Recorded data:
+++
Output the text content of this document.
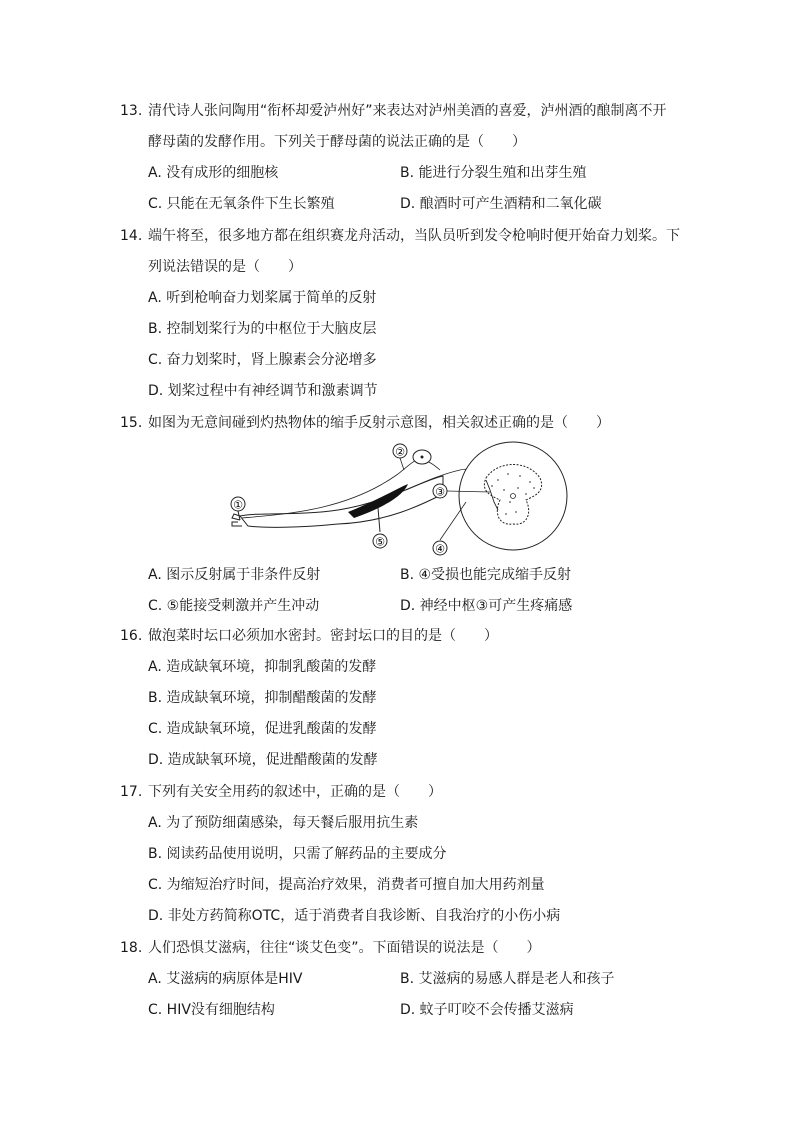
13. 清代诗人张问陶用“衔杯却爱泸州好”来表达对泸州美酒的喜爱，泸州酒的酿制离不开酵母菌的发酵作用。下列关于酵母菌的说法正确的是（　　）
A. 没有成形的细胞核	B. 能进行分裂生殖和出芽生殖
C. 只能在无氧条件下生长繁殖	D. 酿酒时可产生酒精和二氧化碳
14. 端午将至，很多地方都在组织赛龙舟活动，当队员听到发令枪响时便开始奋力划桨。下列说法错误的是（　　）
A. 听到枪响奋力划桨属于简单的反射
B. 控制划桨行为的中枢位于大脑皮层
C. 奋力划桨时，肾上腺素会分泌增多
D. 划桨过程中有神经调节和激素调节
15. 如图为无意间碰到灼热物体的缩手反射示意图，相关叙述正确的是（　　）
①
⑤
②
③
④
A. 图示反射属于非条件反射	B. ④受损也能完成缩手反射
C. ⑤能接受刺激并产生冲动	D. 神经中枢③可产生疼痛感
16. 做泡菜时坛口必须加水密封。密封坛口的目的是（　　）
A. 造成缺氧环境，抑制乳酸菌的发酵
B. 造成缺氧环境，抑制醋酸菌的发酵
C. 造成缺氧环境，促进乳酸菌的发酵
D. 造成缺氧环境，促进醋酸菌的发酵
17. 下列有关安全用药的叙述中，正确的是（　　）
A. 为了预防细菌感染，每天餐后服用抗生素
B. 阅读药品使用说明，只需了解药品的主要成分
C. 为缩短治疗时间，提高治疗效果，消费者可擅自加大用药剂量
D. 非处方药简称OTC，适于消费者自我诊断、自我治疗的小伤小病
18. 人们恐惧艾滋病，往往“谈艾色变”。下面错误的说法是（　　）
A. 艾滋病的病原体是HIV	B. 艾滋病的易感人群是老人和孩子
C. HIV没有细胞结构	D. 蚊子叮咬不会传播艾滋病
+++
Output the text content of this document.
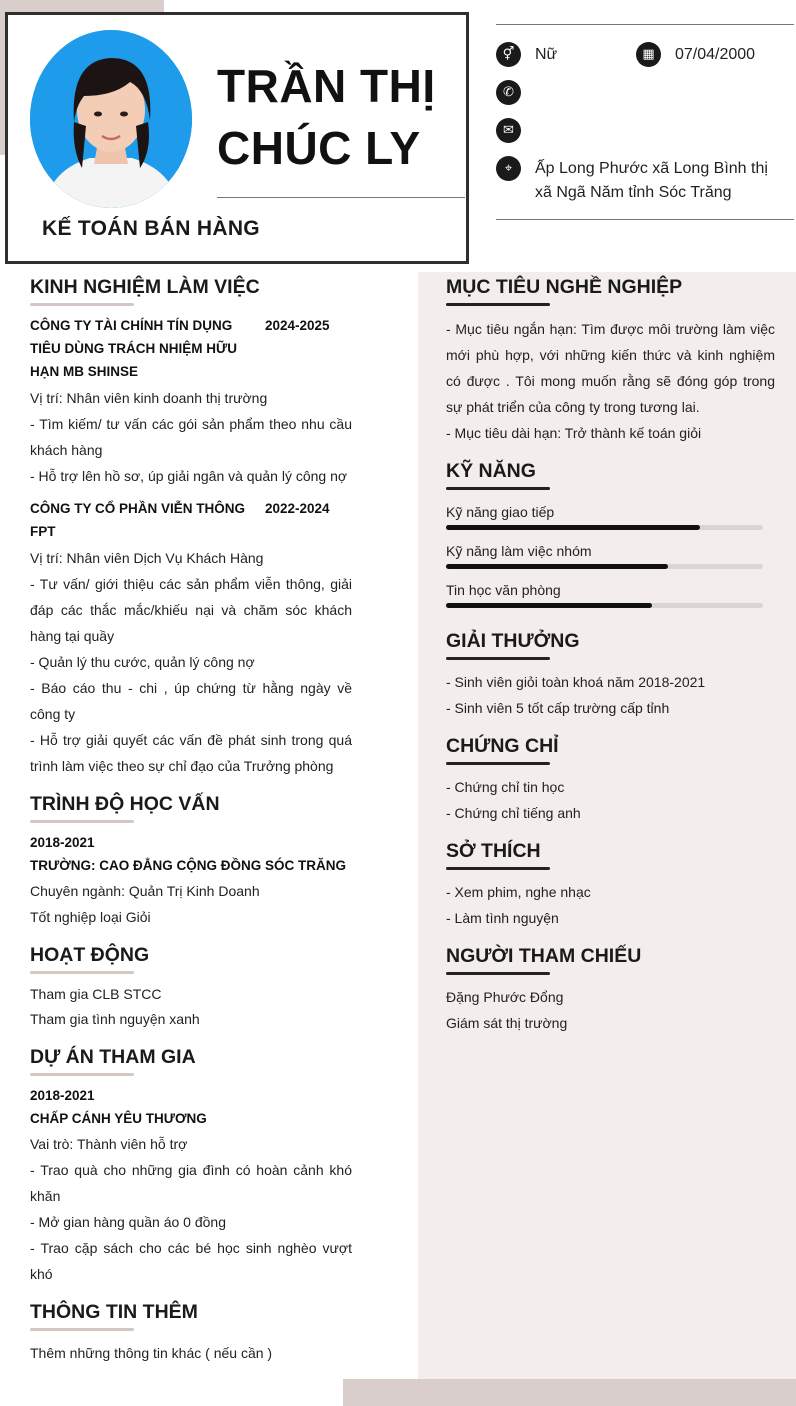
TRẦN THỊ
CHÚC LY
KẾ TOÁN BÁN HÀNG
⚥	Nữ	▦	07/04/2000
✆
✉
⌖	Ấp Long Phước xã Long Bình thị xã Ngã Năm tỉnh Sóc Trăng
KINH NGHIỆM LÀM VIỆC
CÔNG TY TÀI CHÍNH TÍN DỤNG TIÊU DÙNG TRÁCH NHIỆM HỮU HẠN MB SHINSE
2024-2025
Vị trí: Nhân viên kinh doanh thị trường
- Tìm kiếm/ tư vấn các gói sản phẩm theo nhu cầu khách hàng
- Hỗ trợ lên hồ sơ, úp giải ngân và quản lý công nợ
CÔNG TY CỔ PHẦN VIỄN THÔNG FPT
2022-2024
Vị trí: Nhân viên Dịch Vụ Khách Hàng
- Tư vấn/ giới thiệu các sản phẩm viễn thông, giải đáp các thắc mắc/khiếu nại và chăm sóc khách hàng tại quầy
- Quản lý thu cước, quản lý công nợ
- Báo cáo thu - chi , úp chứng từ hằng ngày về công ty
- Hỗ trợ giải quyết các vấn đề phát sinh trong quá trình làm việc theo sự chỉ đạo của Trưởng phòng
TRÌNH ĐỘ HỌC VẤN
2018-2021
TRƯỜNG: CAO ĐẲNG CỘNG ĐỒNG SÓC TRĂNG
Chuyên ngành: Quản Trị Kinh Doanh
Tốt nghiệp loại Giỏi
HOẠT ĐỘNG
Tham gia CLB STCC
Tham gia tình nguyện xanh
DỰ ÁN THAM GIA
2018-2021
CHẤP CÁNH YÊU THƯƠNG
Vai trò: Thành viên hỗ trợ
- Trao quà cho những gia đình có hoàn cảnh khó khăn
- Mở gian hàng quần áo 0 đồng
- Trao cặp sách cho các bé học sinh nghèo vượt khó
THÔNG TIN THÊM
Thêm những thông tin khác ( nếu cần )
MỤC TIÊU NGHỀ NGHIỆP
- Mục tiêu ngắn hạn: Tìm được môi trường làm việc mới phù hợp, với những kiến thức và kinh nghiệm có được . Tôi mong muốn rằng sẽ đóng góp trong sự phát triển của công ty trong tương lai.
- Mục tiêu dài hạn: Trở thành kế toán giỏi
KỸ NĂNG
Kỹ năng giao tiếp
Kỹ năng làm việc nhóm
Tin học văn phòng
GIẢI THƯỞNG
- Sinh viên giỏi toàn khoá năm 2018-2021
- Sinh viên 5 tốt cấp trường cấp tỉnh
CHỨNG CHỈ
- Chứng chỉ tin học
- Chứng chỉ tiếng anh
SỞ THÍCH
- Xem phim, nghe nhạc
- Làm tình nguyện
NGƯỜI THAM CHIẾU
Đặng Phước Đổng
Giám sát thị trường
+++
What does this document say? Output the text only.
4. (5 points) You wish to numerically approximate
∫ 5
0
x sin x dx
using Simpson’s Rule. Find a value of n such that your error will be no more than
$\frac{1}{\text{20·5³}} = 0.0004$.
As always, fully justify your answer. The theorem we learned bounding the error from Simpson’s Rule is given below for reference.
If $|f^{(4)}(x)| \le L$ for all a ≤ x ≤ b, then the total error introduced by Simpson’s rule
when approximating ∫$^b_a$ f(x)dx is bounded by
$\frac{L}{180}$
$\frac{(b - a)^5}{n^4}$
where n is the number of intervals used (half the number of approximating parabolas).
+++
[Your instructions] Your task is to list each line of the records with the word "Phước".

[Correct output]
⌖	Ấp Long Phước xã Long Bình thị xã Ngã Năm tỉnh Sóc Trăng
Đặng Phước Đổng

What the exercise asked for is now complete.